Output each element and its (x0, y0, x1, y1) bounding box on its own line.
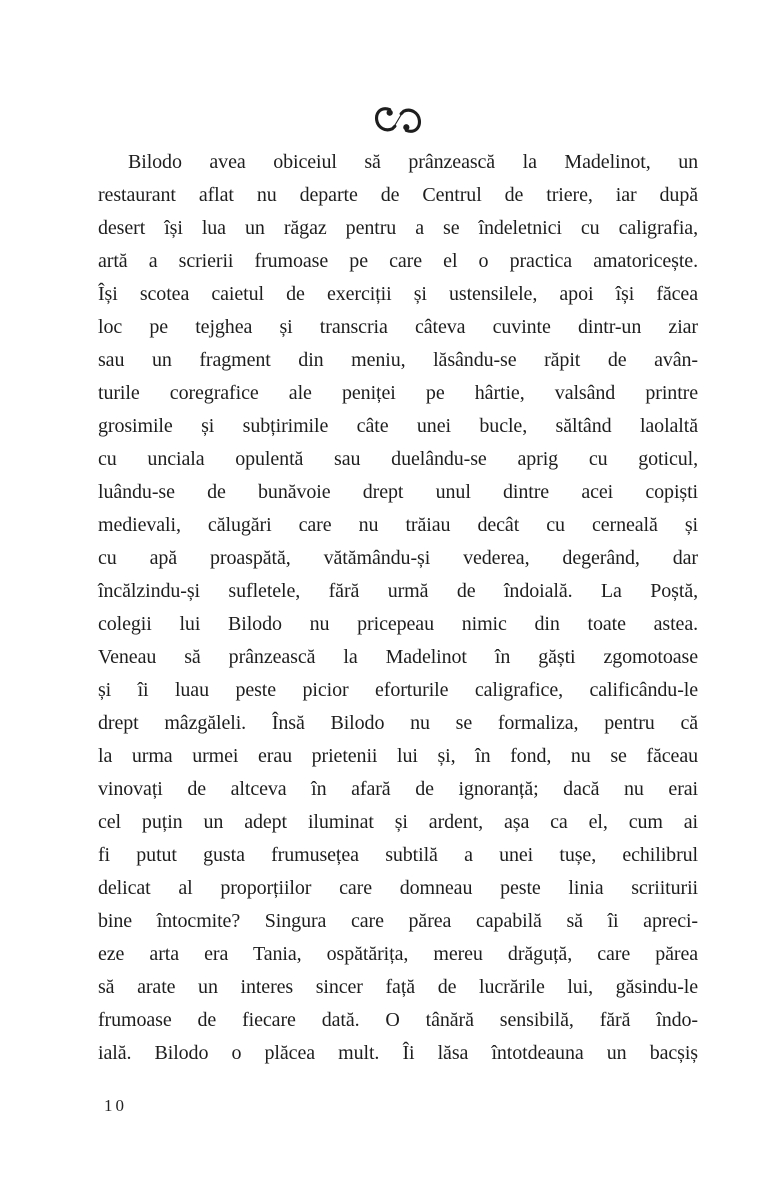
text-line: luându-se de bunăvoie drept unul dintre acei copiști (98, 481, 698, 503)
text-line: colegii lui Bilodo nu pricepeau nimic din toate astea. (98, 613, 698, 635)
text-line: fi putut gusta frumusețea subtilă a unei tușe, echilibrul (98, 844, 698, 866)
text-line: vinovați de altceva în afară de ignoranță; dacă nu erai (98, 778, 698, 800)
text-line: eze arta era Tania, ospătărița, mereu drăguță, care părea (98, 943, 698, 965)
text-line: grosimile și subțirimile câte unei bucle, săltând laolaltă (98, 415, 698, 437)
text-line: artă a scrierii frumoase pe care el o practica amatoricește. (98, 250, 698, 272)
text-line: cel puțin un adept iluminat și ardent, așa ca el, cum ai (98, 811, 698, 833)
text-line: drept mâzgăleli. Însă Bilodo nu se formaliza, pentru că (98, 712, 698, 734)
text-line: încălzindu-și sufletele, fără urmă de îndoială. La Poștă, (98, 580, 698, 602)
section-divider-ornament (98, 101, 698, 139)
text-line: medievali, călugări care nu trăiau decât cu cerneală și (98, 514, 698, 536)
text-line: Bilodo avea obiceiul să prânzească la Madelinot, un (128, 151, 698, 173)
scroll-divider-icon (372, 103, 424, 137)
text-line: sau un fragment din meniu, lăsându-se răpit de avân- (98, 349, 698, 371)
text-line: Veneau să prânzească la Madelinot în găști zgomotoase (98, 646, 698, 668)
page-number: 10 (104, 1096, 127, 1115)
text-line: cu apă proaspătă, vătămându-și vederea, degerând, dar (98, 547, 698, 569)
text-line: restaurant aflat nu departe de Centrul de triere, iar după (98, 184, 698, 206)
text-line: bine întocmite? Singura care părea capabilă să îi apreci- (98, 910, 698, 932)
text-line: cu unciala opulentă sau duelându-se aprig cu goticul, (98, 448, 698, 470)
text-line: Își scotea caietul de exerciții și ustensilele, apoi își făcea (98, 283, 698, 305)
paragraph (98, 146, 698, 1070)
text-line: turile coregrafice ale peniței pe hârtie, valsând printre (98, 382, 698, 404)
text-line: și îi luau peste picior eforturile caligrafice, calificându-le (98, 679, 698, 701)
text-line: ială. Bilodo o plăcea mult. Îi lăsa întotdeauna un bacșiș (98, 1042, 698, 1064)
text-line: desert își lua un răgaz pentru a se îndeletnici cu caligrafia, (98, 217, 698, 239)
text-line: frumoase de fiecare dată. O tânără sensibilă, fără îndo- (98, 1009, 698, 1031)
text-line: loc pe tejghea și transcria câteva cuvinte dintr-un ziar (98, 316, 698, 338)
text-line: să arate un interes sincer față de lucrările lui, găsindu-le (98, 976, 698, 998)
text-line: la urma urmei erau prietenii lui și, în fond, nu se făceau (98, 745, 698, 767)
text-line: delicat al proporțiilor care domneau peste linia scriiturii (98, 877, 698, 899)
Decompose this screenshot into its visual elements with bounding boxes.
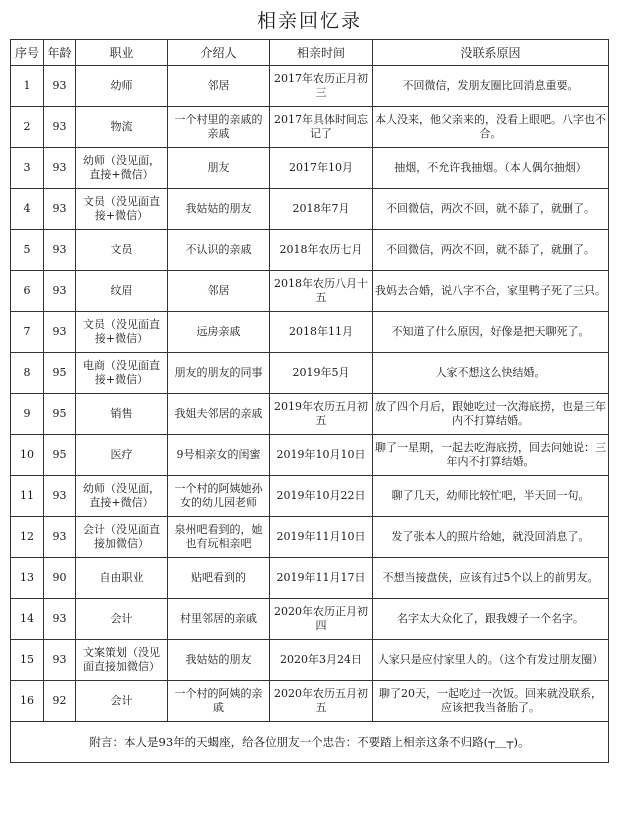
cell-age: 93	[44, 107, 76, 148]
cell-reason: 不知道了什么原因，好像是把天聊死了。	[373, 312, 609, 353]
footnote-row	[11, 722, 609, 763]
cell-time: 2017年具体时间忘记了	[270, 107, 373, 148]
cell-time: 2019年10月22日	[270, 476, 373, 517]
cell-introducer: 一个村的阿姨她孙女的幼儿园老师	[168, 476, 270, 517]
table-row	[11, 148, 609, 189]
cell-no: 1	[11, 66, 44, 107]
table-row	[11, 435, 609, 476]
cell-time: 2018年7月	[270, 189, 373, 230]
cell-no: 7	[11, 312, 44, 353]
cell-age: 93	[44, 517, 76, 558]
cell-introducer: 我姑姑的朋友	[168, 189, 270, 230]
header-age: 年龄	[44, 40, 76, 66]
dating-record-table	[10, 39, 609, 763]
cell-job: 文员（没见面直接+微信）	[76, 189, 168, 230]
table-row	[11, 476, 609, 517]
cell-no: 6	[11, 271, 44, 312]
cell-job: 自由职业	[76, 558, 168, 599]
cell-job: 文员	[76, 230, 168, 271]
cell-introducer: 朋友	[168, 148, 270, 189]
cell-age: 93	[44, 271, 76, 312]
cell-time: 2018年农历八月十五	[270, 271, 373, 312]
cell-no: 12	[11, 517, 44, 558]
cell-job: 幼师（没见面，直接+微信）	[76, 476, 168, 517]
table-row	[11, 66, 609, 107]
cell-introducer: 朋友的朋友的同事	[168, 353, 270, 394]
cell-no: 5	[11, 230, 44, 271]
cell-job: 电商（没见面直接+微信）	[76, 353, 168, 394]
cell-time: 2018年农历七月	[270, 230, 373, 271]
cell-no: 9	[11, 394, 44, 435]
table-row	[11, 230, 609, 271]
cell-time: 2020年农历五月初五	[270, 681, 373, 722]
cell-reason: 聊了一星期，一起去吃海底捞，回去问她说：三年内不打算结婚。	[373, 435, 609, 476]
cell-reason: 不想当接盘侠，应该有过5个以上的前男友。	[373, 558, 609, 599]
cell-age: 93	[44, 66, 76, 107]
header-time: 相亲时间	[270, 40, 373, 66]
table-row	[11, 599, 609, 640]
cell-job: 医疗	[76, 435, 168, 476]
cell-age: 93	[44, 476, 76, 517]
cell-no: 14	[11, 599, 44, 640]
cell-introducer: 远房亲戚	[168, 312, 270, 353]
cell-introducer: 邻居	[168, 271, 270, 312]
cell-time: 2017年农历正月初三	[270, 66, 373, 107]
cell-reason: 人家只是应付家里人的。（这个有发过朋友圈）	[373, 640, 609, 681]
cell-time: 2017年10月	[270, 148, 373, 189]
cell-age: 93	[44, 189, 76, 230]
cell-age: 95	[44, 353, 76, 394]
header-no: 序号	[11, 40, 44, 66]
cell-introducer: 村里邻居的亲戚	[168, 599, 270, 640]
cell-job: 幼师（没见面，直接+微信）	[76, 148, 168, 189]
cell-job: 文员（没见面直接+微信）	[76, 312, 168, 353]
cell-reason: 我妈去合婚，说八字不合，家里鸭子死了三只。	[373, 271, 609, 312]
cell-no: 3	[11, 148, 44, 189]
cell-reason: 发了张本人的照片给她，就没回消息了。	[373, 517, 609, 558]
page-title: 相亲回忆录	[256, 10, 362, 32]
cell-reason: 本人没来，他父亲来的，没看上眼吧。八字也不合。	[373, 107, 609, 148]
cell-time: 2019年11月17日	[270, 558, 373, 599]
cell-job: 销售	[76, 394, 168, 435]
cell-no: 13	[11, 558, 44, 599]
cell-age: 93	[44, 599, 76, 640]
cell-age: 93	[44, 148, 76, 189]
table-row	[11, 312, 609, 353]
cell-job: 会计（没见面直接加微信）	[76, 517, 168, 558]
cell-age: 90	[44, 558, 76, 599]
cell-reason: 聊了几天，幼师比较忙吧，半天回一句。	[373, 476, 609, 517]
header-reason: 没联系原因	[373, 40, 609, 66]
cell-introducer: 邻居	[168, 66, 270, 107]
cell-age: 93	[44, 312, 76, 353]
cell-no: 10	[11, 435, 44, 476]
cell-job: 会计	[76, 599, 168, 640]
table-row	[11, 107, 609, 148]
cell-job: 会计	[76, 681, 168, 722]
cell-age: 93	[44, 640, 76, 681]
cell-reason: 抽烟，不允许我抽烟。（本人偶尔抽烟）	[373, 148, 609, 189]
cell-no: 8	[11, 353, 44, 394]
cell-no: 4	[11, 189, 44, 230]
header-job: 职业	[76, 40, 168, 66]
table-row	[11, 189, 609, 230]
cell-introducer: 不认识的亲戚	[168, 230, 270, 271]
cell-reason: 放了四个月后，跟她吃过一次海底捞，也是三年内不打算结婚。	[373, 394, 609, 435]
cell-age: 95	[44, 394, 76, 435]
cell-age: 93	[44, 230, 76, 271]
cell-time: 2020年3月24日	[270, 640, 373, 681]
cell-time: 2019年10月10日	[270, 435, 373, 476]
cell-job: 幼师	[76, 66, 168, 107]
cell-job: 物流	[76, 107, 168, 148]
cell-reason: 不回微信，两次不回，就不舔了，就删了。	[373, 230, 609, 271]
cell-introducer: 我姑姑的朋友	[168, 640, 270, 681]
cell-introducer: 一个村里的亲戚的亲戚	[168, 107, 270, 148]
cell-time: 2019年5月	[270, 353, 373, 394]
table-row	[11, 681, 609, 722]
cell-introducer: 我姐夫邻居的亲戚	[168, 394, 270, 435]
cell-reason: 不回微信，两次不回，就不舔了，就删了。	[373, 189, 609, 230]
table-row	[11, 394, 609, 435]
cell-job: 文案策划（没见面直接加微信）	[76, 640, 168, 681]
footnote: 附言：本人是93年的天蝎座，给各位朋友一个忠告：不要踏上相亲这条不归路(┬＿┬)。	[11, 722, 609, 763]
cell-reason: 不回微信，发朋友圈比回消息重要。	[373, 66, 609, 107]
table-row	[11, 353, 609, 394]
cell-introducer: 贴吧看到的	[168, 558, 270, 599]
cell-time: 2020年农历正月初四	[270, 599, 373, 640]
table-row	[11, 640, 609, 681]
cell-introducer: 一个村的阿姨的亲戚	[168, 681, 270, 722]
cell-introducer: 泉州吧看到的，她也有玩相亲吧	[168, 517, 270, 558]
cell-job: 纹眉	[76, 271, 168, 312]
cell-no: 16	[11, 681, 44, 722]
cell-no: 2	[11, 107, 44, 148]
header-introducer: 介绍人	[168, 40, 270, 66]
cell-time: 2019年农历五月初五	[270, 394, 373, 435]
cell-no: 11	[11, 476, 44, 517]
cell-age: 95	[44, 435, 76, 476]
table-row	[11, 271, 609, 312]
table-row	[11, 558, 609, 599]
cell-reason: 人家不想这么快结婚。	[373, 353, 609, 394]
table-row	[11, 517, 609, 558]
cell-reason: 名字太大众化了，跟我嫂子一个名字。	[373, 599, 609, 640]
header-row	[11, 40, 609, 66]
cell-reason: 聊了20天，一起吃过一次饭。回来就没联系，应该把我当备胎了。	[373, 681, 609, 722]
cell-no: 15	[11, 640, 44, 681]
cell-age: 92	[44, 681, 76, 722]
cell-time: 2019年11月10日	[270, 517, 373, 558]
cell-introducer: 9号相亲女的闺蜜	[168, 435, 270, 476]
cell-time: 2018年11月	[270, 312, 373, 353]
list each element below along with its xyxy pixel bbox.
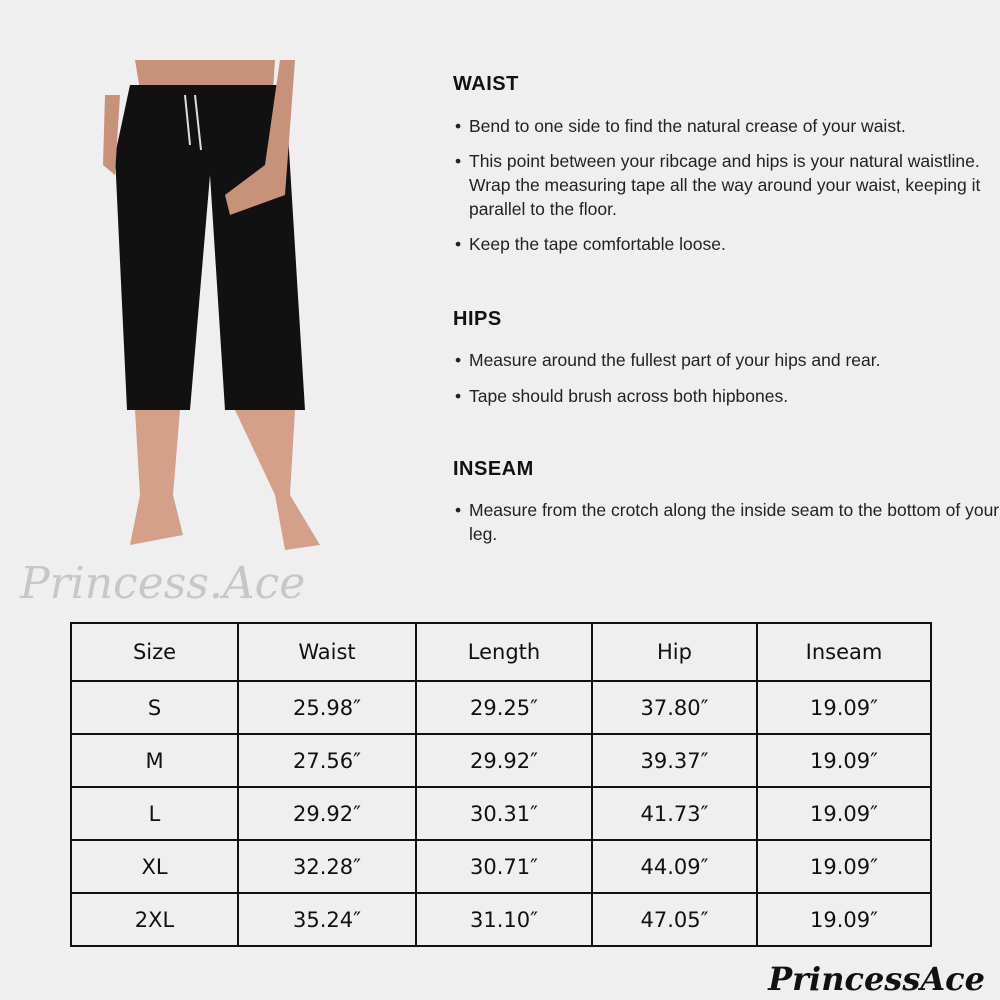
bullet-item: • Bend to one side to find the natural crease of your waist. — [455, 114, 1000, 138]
···
Collect every line of the rows above that contains the string "pentru", matching case exactly.

text-line: drept mâzgăleli. Însă Bilodo nu se formaliza, pentru că (98, 712, 698, 734)
text-line: desert își lua un răgaz pentru a se îndeletnici cu caligrafia, (98, 217, 698, 239)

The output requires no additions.